### Supplied material ###

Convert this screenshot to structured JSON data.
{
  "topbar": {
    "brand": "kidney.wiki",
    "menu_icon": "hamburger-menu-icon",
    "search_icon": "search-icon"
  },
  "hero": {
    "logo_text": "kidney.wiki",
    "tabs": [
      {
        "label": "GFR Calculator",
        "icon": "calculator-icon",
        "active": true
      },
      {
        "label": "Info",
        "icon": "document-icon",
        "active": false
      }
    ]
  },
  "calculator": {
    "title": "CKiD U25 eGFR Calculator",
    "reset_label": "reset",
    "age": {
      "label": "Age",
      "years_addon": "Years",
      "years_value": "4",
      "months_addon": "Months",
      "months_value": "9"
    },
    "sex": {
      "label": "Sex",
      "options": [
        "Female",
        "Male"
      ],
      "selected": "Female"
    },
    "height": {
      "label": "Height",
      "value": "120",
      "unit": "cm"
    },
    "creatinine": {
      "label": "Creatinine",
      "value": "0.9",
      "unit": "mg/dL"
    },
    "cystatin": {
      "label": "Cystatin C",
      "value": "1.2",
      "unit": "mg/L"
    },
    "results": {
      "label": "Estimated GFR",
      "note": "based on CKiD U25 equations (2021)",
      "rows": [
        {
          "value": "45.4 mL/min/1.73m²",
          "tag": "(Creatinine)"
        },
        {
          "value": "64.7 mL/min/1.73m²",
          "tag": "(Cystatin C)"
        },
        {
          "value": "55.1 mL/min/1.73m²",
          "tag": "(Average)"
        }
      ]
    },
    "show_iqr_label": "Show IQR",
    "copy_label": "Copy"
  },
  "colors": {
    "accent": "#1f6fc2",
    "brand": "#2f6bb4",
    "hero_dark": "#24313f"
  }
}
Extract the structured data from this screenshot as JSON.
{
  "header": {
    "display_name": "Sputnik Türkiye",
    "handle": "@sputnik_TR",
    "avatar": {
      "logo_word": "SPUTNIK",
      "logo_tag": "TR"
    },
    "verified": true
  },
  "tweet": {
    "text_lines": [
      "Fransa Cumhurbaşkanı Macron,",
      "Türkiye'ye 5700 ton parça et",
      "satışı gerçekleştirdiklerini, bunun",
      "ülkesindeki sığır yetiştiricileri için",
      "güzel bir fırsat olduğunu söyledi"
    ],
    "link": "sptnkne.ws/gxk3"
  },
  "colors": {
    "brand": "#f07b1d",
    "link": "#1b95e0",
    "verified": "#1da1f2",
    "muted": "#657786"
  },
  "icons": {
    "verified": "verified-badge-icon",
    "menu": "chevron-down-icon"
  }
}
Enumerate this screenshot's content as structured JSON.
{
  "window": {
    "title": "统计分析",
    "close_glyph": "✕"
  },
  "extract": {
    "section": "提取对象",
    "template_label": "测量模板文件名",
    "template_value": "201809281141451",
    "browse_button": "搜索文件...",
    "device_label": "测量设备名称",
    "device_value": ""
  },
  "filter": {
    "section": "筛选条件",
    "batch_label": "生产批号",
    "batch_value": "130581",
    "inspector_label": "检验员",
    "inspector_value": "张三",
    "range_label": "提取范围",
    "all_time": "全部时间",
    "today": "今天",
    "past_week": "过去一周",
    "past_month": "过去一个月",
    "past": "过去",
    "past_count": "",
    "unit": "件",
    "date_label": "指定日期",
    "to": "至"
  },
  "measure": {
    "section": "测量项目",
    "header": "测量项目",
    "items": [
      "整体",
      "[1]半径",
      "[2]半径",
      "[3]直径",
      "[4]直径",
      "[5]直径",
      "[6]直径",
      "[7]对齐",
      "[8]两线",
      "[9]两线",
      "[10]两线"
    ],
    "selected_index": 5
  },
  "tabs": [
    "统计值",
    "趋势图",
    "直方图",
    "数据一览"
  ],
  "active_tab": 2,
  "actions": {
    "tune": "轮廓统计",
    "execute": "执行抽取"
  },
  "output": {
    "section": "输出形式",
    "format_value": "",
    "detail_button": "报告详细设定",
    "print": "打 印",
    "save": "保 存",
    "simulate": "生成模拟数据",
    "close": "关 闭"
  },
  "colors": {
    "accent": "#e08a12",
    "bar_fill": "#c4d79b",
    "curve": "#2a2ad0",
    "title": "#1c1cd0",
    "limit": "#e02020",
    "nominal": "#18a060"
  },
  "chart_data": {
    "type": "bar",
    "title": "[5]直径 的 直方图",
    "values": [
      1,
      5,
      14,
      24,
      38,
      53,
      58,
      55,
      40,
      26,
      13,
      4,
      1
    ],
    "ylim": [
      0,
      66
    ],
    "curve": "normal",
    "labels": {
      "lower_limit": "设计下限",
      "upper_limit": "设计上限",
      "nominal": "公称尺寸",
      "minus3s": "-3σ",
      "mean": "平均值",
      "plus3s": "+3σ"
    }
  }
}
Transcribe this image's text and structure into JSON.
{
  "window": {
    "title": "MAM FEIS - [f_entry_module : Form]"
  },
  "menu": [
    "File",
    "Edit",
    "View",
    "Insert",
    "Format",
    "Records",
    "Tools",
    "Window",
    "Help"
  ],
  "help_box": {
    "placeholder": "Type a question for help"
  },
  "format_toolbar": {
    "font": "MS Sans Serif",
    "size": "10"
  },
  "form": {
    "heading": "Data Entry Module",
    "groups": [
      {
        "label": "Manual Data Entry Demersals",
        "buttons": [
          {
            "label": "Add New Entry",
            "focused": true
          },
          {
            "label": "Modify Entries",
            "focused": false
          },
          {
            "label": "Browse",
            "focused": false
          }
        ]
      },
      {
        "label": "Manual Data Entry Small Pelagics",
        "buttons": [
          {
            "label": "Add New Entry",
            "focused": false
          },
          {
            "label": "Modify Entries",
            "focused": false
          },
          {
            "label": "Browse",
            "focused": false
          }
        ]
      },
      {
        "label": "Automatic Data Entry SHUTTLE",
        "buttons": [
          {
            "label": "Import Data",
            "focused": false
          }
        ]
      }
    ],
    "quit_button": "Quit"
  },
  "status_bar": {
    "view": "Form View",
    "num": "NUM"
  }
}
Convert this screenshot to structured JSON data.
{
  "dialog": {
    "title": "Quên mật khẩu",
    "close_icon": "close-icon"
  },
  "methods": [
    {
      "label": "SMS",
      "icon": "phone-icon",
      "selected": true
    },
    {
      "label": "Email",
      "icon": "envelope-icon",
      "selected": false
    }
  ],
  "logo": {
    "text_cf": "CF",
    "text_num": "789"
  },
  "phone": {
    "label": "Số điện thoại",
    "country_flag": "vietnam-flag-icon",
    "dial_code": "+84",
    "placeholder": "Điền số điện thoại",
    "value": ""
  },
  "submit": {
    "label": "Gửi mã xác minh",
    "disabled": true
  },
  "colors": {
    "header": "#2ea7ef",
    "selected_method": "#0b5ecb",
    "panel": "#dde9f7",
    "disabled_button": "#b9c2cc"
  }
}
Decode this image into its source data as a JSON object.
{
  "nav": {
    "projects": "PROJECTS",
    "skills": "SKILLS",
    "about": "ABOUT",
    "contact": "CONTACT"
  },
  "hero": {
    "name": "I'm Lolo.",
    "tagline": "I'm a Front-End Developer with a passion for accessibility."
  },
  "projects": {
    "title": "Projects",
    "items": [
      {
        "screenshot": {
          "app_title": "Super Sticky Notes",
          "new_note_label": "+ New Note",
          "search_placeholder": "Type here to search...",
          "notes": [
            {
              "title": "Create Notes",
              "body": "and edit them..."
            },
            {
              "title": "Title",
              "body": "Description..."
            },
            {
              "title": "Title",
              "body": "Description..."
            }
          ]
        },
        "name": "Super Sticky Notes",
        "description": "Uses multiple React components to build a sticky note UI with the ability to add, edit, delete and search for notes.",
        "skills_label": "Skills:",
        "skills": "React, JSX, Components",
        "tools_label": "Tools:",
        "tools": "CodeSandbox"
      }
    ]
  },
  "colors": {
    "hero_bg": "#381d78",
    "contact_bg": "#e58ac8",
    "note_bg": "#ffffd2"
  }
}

###

Quote the line that contains "Decode this image" and each line after it through the end of the data, exactly, leaving out everything else.

Decode this image into its source data as a JSON object.
{
  "nav": {
    "projects": "PROJECTS",
    "skills": "SKILLS",
    "about": "ABOUT",
    "contact": "CONTACT"
  },
  "hero": {
    "name": "I'm Lolo.",
    "tagline": "I'm a Front-End Developer with a passion for accessibility."
  },
  "projects": {
    "title": "Projects",
    "items": [
      {
        "screenshot": {
          "app_title": "Super Sticky Notes",
          "new_note_label": "+ New Note",
          "search_placeholder": "Type here to search...",
          "notes": [
            {
              "title": "Create Notes",
              "body": "and edit them..."
            },
            {
              "title": "Title",
              "body": "Description..."
            },
            {
              "title": "Title",
              "body": "Description..."
            }
          ]
        },
        "name": "Super Sticky Notes",
        "description": "Uses multiple React components to build a sticky note UI with the ability to add, edit, delete and search for notes.",
        "skills_label": "Skills:",
        "skills": "React, JSX, Components",
        "tools_label": "Tools:",
        "tools": "CodeSandbox"
      }
    ]
  },
  "colors": {
    "hero_bg": "#381d78",
    "contact_bg": "#e58ac8",
    "note_bg": "#ffffd2"
  }
}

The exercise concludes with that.